Herschrijf alle rijen hieronder en vervang daarin elke keer "divider" door "scheidingslijn", zonder verder iets te veranderen. Neem de afbeeldingen niet op in je antwoord.

++++ LIJST MET RIJEN

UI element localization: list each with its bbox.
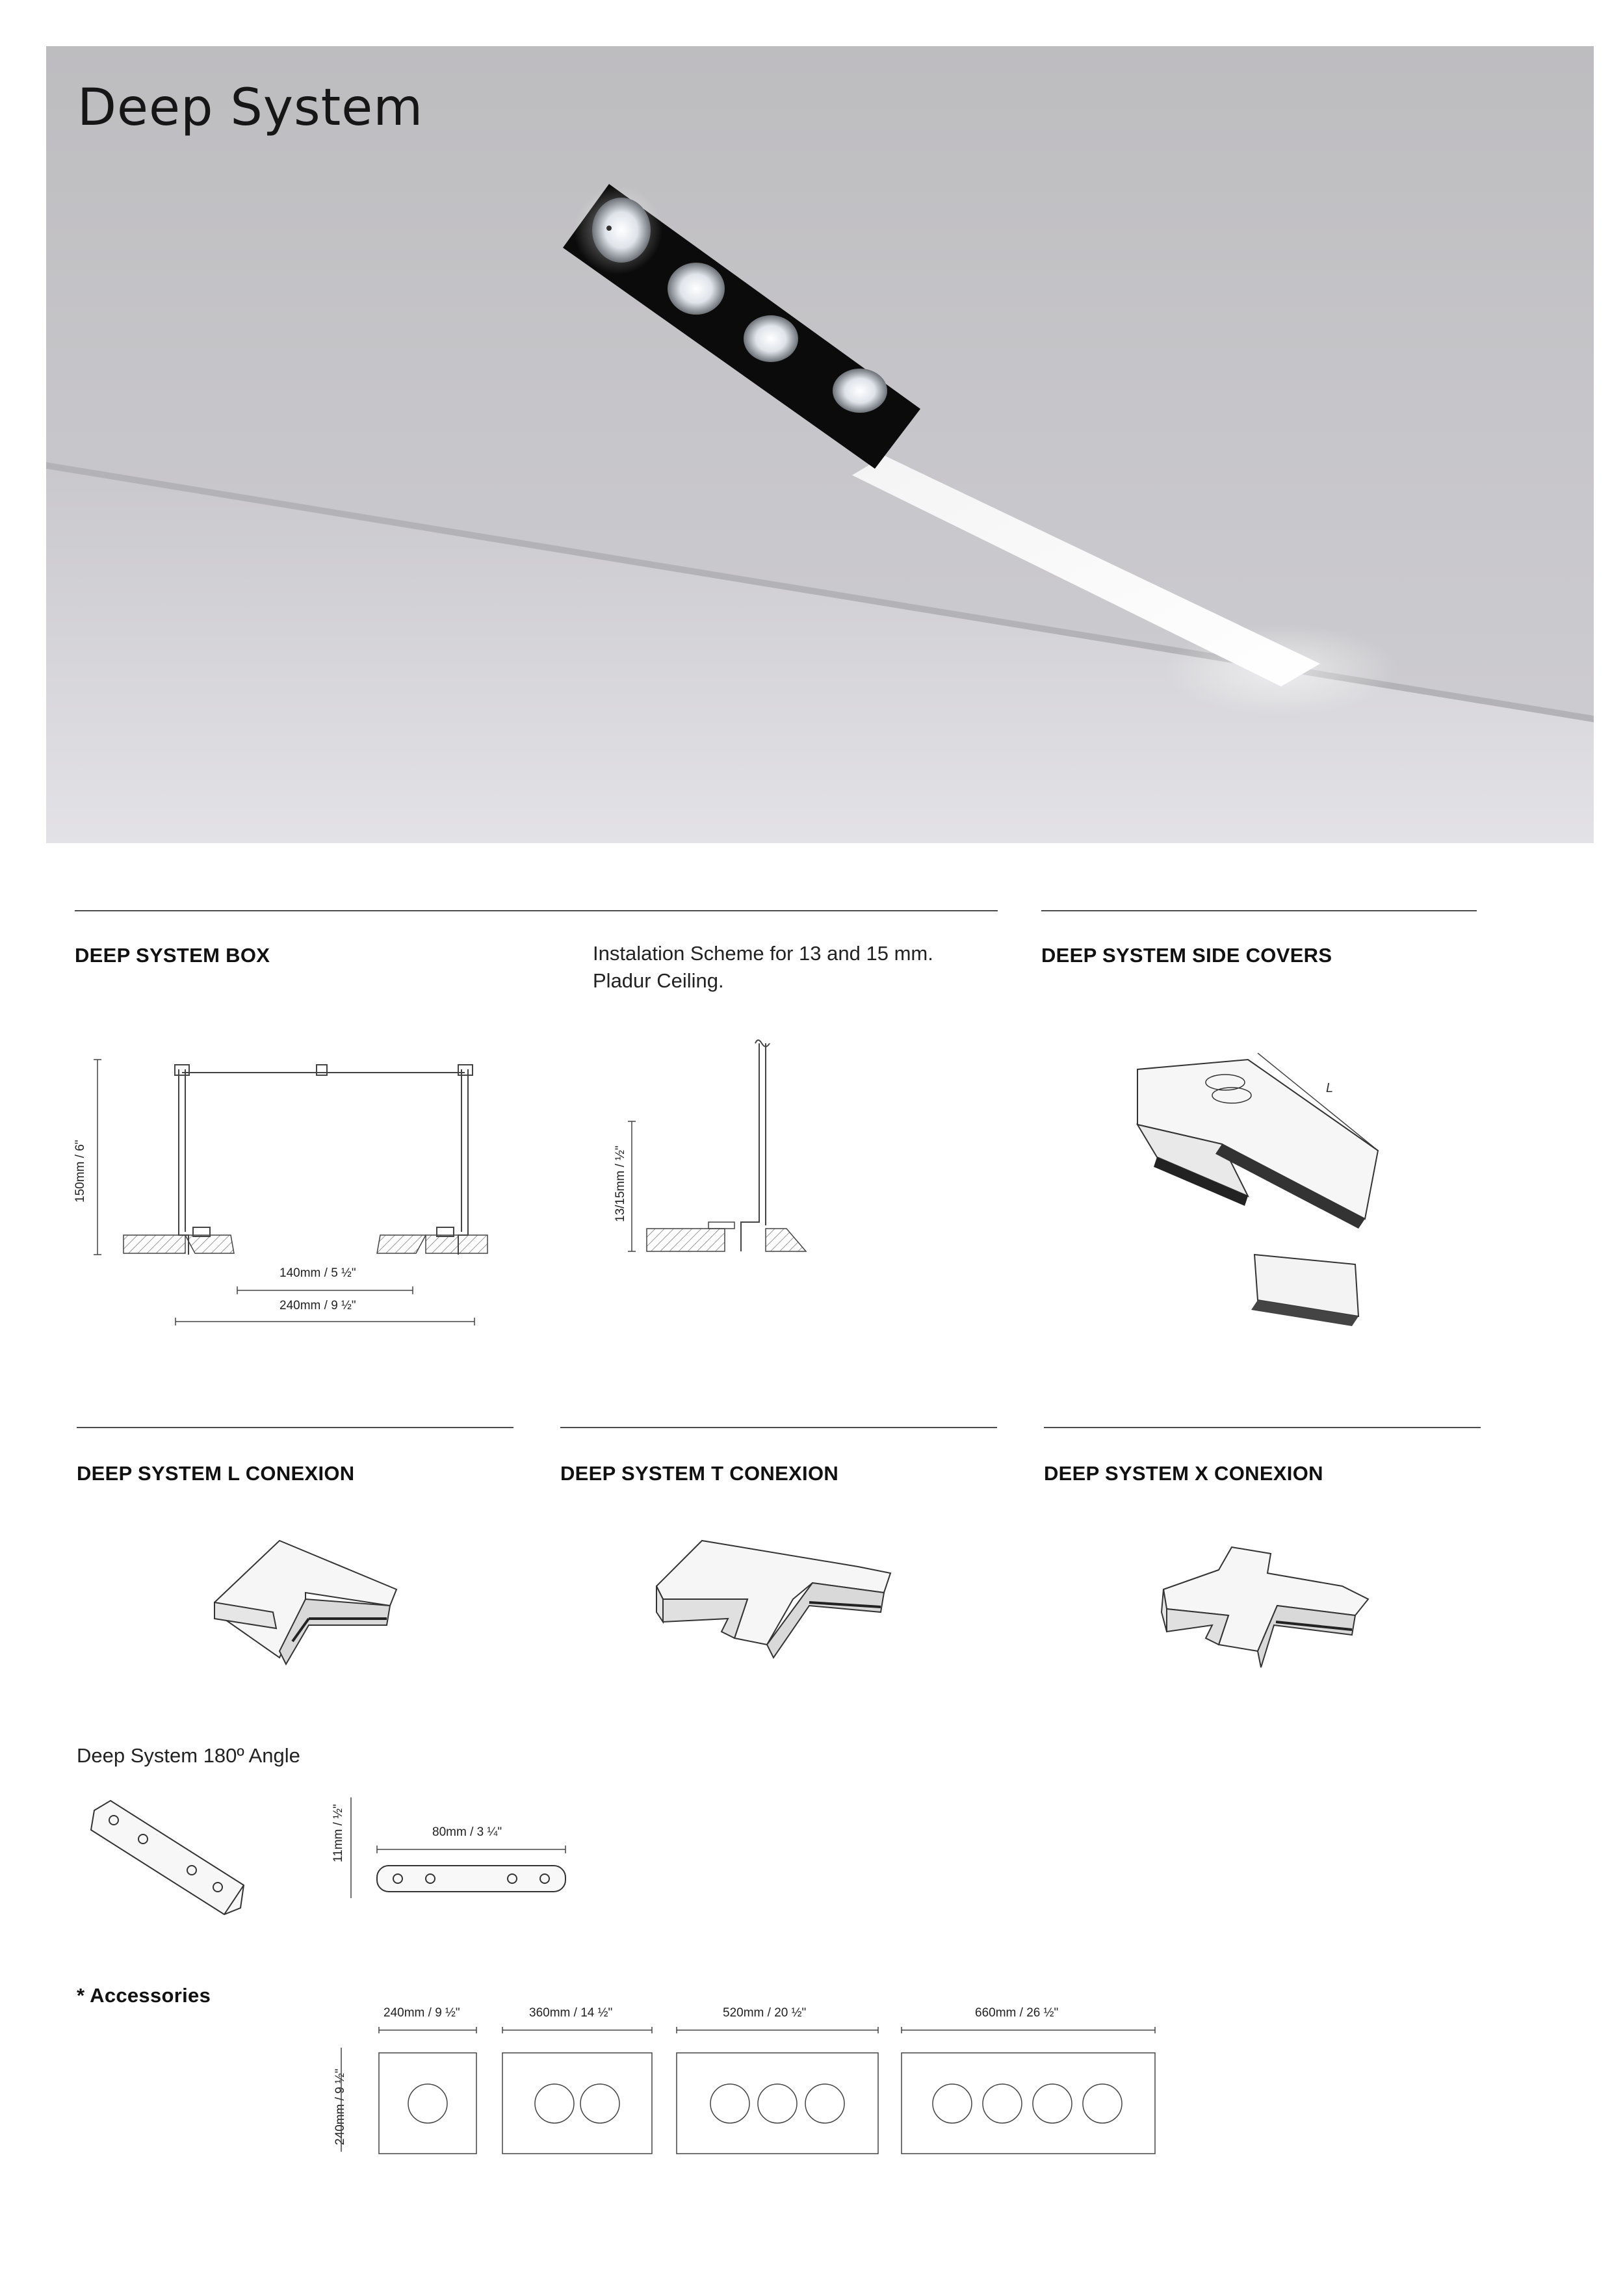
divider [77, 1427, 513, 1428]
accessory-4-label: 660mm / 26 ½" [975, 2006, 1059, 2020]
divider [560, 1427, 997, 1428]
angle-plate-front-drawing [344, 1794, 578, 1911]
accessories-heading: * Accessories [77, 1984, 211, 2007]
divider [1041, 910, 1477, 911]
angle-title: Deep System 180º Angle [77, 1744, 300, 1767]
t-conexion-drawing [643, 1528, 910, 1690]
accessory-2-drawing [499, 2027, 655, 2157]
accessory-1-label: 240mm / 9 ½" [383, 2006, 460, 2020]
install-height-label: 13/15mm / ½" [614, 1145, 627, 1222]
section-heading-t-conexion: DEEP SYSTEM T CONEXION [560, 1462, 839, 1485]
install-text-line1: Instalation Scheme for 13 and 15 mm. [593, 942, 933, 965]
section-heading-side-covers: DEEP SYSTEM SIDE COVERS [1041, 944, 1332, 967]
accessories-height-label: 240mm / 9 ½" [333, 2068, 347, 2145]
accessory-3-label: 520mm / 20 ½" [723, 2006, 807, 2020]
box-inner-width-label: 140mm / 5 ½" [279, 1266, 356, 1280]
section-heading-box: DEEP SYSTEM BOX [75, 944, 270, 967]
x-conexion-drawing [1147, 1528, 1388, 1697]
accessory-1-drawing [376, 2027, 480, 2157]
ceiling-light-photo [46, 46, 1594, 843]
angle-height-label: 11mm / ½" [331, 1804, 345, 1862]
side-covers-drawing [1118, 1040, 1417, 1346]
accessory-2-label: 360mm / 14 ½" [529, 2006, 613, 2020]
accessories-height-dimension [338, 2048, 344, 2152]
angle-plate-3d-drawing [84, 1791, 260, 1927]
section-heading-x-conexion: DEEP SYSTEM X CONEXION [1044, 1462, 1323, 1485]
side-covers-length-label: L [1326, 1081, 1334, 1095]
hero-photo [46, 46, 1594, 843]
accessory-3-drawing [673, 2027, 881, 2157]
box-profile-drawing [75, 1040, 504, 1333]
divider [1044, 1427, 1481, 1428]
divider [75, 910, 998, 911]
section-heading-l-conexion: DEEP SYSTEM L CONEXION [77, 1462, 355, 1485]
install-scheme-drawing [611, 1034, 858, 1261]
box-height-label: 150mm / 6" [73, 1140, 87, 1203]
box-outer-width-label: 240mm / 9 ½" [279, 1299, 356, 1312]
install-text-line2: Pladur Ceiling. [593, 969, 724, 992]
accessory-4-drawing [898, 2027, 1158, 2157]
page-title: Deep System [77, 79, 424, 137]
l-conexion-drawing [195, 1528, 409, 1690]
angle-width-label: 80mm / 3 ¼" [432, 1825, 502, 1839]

++++++++

### EINDRESULTAAT
UI element localization: list each with its bbox.
scheidingslijn [77, 1427, 513, 1428]
accessory-4-label: 660mm / 26 ½" [975, 2006, 1059, 2020]
scheidingslijn [560, 1427, 997, 1428]
angle-plate-front-drawing [344, 1794, 578, 1911]
accessories-heading: * Accessories [77, 1984, 211, 2007]
scheidingslijn [1041, 910, 1477, 911]
angle-title: Deep System 180º Angle [77, 1744, 300, 1767]
t-conexion-drawing [643, 1528, 910, 1690]
accessory-2-drawing [499, 2027, 655, 2157]
accessory-1-label: 240mm / 9 ½" [383, 2006, 460, 2020]
install-height-label: 13/15mm / ½" [614, 1145, 627, 1222]
section-heading-t-conexion: DEEP SYSTEM T CONEXION [560, 1462, 839, 1485]
install-text-line1: Instalation Scheme for 13 and 15 mm. [593, 942, 933, 965]
section-heading-side-covers: DEEP SYSTEM SIDE COVERS [1041, 944, 1332, 967]
accessories-height-label: 240mm / 9 ½" [333, 2068, 347, 2145]
accessory-3-label: 520mm / 20 ½" [723, 2006, 807, 2020]
box-inner-width-label: 140mm / 5 ½" [279, 1266, 356, 1280]
section-heading-box: DEEP SYSTEM BOX [75, 944, 270, 967]
x-conexion-drawing [1147, 1528, 1388, 1697]
accessory-1-drawing [376, 2027, 480, 2157]
ceiling-light-photo [46, 46, 1594, 843]
angle-height-label: 11mm / ½" [331, 1804, 345, 1862]
side-covers-drawing [1118, 1040, 1417, 1346]
accessory-2-label: 360mm / 14 ½" [529, 2006, 613, 2020]
accessories-height-dimension [338, 2048, 344, 2152]
angle-plate-3d-drawing [84, 1791, 260, 1927]
section-heading-x-conexion: DEEP SYSTEM X CONEXION [1044, 1462, 1323, 1485]
side-covers-length-label: L [1326, 1081, 1334, 1095]
hero-photo [46, 46, 1594, 843]
accessory-3-drawing [673, 2027, 881, 2157]
box-profile-drawing [75, 1040, 504, 1333]
scheidingslijn [1044, 1427, 1481, 1428]
scheidingslijn [75, 910, 998, 911]
section-heading-l-conexion: DEEP SYSTEM L CONEXION [77, 1462, 355, 1485]
install-scheme-drawing [611, 1034, 858, 1261]
box-height-label: 150mm / 6" [73, 1140, 87, 1203]
box-outer-width-label: 240mm / 9 ½" [279, 1299, 356, 1312]
install-text-line2: Pladur Ceiling. [593, 969, 724, 992]
accessory-4-drawing [898, 2027, 1158, 2157]
page-title: Deep System [77, 79, 424, 137]
l-conexion-drawing [195, 1528, 409, 1690]
angle-width-label: 80mm / 3 ¼" [432, 1825, 502, 1839]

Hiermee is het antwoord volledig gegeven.